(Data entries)
════════════════
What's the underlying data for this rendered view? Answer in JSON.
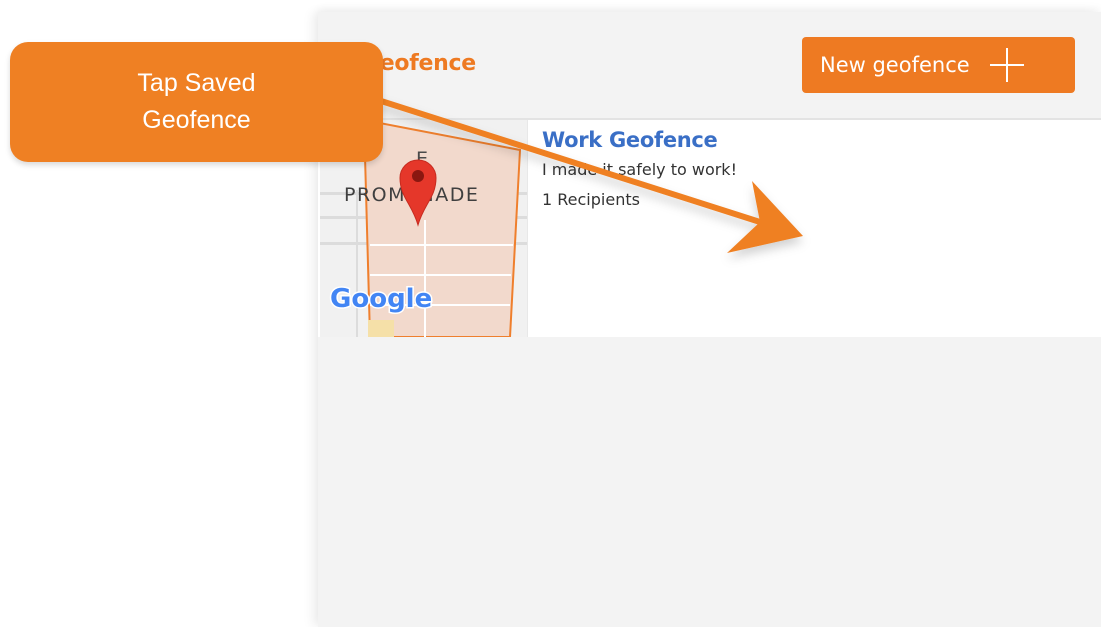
{
  "header": {
    "title": "Geofence",
    "new_button_label": "New geofence"
  },
  "geofences": [
    {
      "name": "Work Geofence",
      "message": "I made it safely to work!",
      "recipients": "1 Recipients",
      "map": {
        "place_label": "PROMENADE",
        "partial_label": "E",
        "logo_text": "Google"
      }
    }
  ],
  "tutorial": {
    "callout_line1": "Tap Saved",
    "callout_line2": "Geofence"
  },
  "colors": {
    "accent": "#ee7a22",
    "callout": "#ef8023",
    "link_blue": "#3a6fc6",
    "panel_bg": "#f3f3f3",
    "map_fill": "#f2d9cc",
    "pin_red": "#e5372a"
  },
  "icons": {
    "add": "plus-icon",
    "pin": "map-pin-icon",
    "logo": "google-logo-icon"
  }
}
════════════════
• TASK DESCRIPTION
Transcribe all the records above word for word, without their images.

• RESPONSE TO THIS EXERCISE
What's the underlying data for this rendered view? Answer in JSON.
{
  "header": {
    "title": "Geofence",
    "new_button_label": "New geofence"
  },
  "geofences": [
    {
      "name": "Work Geofence",
      "message": "I made it safely to work!",
      "recipients": "1 Recipients",
      "map": {
        "place_label": "PROMENADE",
        "partial_label": "E",
        "logo_text": "Google"
      }
    }
  ],
  "tutorial": {
    "callout_line1": "Tap Saved",
    "callout_line2": "Geofence"
  },
  "colors": {
    "accent": "#ee7a22",
    "callout": "#ef8023",
    "link_blue": "#3a6fc6",
    "panel_bg": "#f3f3f3",
    "map_fill": "#f2d9cc",
    "pin_red": "#e5372a"
  },
  "icons": {
    "add": "plus-icon",
    "pin": "map-pin-icon",
    "logo": "google-logo-icon"
  }
}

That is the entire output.